Stated task:
Word for word, quote the lines from the one containing "Read out every word on this page." to the end of the entries below, including both. Leave pictures out.

Collected data entries
##########

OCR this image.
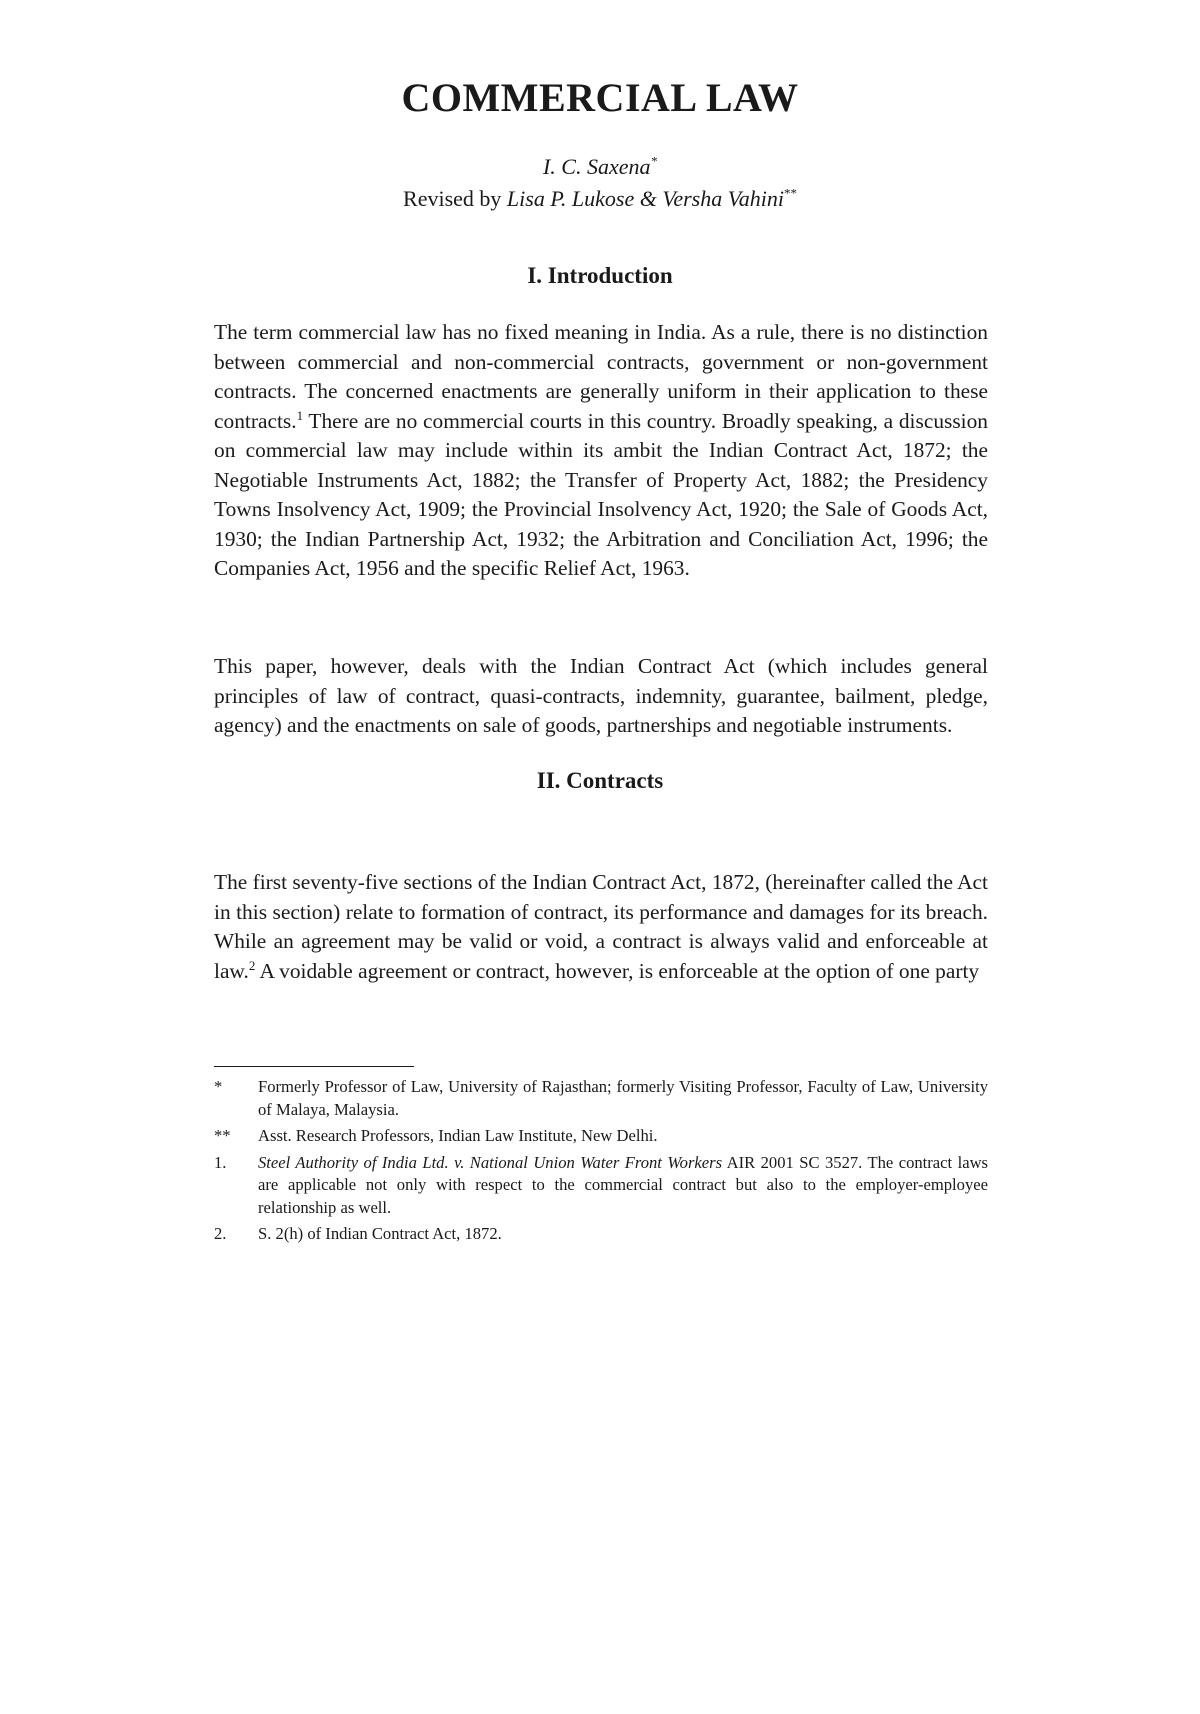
COMMERCIAL LAW
I. C. Saxena*
Revised by Lisa P. Lukose & Versha Vahini**
I. Introduction

The term commercial law has no fixed meaning in India. As a rule, there is no distinction between commercial and non-commercial contracts, government or non-government contracts. The concerned enactments are generally uniform in their application to these contracts.$^1$ There are no commercial courts in this country. Broadly speaking, a discussion on commercial law may include within its ambit the Indian Contract Act, 1872; the Negotiable Instruments Act, 1882; the Transfer of Property Act, 1882; the Presidency Towns Insolvency Act, 1909; the Provincial Insolvency Act, 1920; the Sale of Goods Act, 1930; the Indian Partnership Act, 1932; the Arbitration and Conciliation Act, 1996; the Companies Act, 1956 and the specific Relief Act, 1963.

This paper, however, deals with the Indian Contract Act (which includes general principles of law of contract, quasi-contracts, indemnity, guarantee, bailment, pledge, agency) and the enactments on sale of goods, partnerships and negotiable instruments.

II. Contracts

The first seventy-five sections of the Indian Contract Act, 1872, (hereinafter called the Act in this section) relate to formation of contract, its performance and damages for its breach. While an agreement may be valid or void, a contract is always valid and enforceable at law.$^2$ A voidable agreement or contract, however, is enforceable at the option of one party

*	Formerly Professor of Law, University of Rajasthan; formerly Visiting Professor, Faculty of Law, University of Malaya, Malaysia.
**	Asst. Research Professors, Indian Law Institute, New Delhi.
1.	Steel Authority of India Ltd. v. National Union Water Front Workers AIR 2001 SC 3527. The contract laws are applicable not only with respect to the commercial contract but also to the employer-employee relationship as well.
2.	S. 2(h) of Indian Contract Act, 1872.
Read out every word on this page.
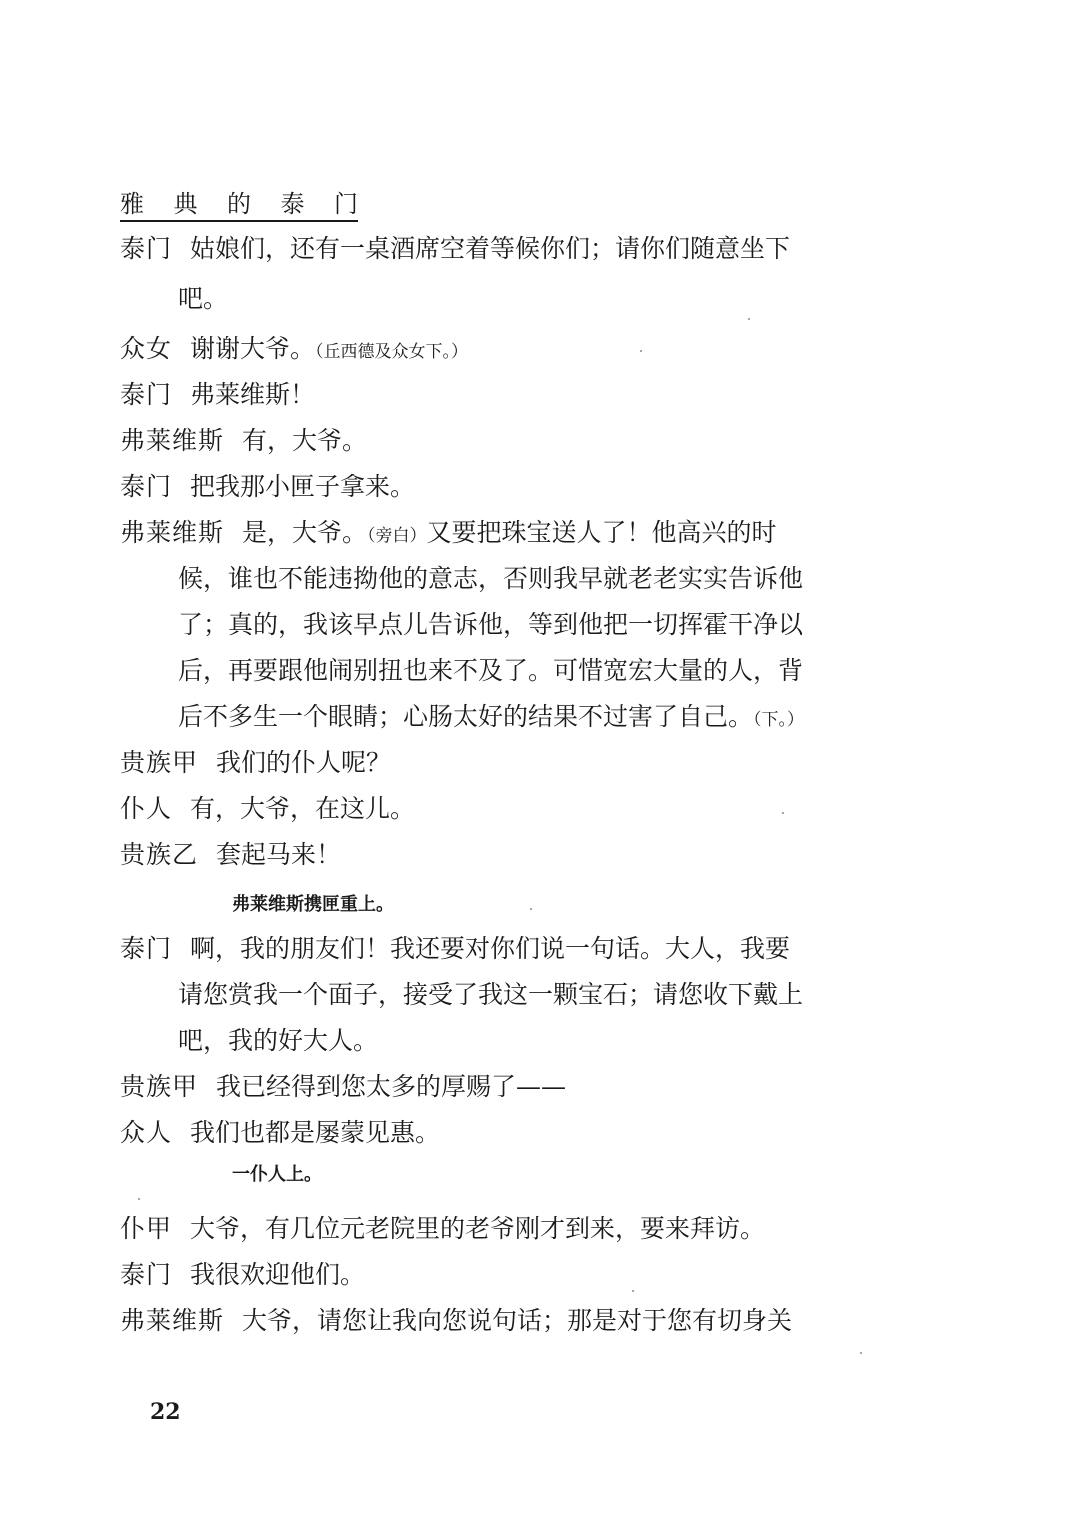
雅 典 的 泰 门
泰门 姑娘们，还有一桌酒席空着等候你们；请你们随意坐下
吧。
众女 谢谢大爷。（丘西德及众女下。）
泰门 弗莱维斯！
弗莱维斯 有，大爷。
泰门 把我那小匣子拿来。
弗莱维斯 是，大爷。（旁白）又要把珠宝送人了！他高兴的时
候，谁也不能违拗他的意志，否则我早就老老实实告诉他
了；真的，我该早点儿告诉他，等到他把一切挥霍干净以
后，再要跟他闹别扭也来不及了。可惜宽宏大量的人，背
后不多生一个眼睛；心肠太好的结果不过害了自己。（下。）
贵族甲 我们的仆人呢？
仆人 有，大爷，在这儿。
贵族乙 套起马来！
弗莱维斯携匣重上。
泰门 啊，我的朋友们！我还要对你们说一句话。大人，我要
请您赏我一个面子，接受了我这一颗宝石；请您收下戴上
吧，我的好大人。
贵族甲 我已经得到您太多的厚赐了——
众人 我们也都是屡蒙见惠。
一仆人上。
仆甲 大爷，有几位元老院里的老爷刚才到来，要来拜访。
泰门 我很欢迎他们。
弗莱维斯 大爷，请您让我向您说句话；那是对于您有切身关
22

##########

Response to the task:
Read out every word on this page.
雅 典 的 泰 门
泰门 姑娘们，还有一桌酒席空着等候你们；请你们随意坐下
吧。
众女 谢谢大爷。（丘西德及众女下。）
泰门 弗莱维斯！
弗莱维斯 有，大爷。
泰门 把我那小匣子拿来。
弗莱维斯 是，大爷。（旁白）又要把珠宝送人了！他高兴的时
候，谁也不能违拗他的意志，否则我早就老老实实告诉他
了；真的，我该早点儿告诉他，等到他把一切挥霍干净以
后，再要跟他闹别扭也来不及了。可惜宽宏大量的人，背
后不多生一个眼睛；心肠太好的结果不过害了自己。（下。）
贵族甲 我们的仆人呢？
仆人 有，大爷，在这儿。
贵族乙 套起马来！
弗莱维斯携匣重上。
泰门 啊，我的朋友们！我还要对你们说一句话。大人，我要
请您赏我一个面子，接受了我这一颗宝石；请您收下戴上
吧，我的好大人。
贵族甲 我已经得到您太多的厚赐了——
众人 我们也都是屡蒙见惠。
一仆人上。
仆甲 大爷，有几位元老院里的老爷刚才到来，要来拜访。
泰门 我很欢迎他们。
弗莱维斯 大爷，请您让我向您说句话；那是对于您有切身关
22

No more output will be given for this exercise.